Copy out each line that includes the word "Installeringen".
═══ EXERCISE DATA ═══
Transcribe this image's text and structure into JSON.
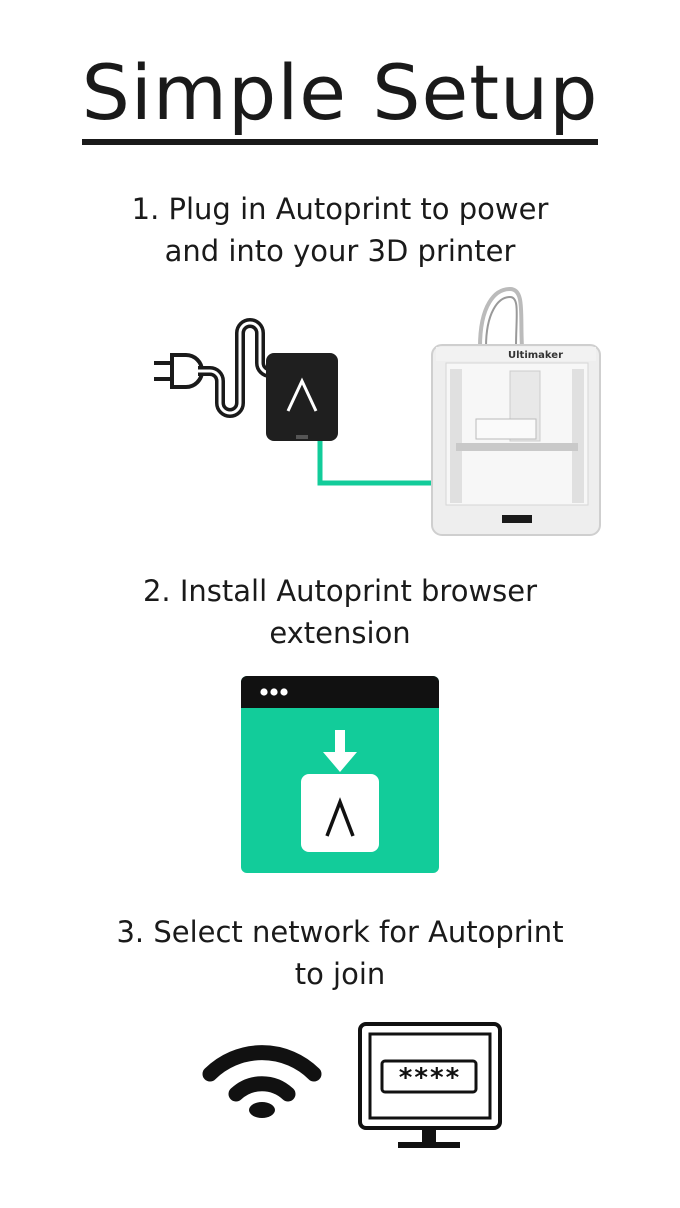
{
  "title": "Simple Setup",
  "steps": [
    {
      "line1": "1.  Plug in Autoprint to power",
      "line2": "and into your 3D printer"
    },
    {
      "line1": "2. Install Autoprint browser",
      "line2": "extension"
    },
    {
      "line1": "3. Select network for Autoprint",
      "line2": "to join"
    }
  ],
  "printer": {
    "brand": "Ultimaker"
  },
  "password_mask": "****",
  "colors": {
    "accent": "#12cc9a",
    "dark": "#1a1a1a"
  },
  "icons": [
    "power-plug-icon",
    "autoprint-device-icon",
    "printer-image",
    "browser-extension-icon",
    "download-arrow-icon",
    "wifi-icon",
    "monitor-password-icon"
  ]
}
═══
═══ EXERCISE DATA ═══
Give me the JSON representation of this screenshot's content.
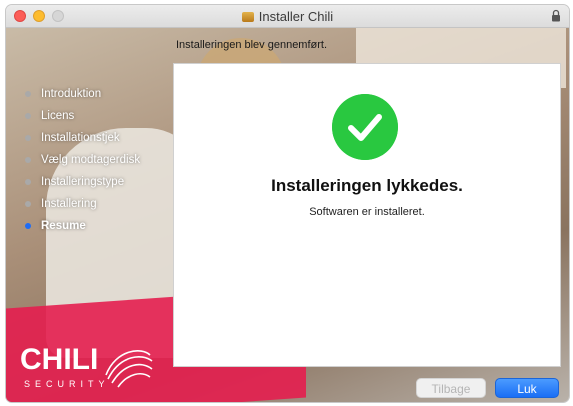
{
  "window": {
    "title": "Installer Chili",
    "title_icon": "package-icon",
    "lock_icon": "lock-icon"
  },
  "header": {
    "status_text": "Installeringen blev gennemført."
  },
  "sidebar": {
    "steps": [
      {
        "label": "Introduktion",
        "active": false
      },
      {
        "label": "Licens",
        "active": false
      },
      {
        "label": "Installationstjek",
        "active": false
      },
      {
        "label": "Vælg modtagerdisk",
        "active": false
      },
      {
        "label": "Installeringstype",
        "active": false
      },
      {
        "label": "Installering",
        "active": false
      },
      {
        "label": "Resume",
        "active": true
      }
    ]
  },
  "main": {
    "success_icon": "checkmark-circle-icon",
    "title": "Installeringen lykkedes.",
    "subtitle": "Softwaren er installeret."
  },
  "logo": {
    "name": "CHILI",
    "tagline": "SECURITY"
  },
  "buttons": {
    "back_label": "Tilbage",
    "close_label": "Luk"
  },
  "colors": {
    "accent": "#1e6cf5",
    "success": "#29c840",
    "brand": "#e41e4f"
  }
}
═══
**EXERCISE RESPONSE**
    "status_text": "Installeringen blev gennemført."
    "title": "Installeringen lykkedes.",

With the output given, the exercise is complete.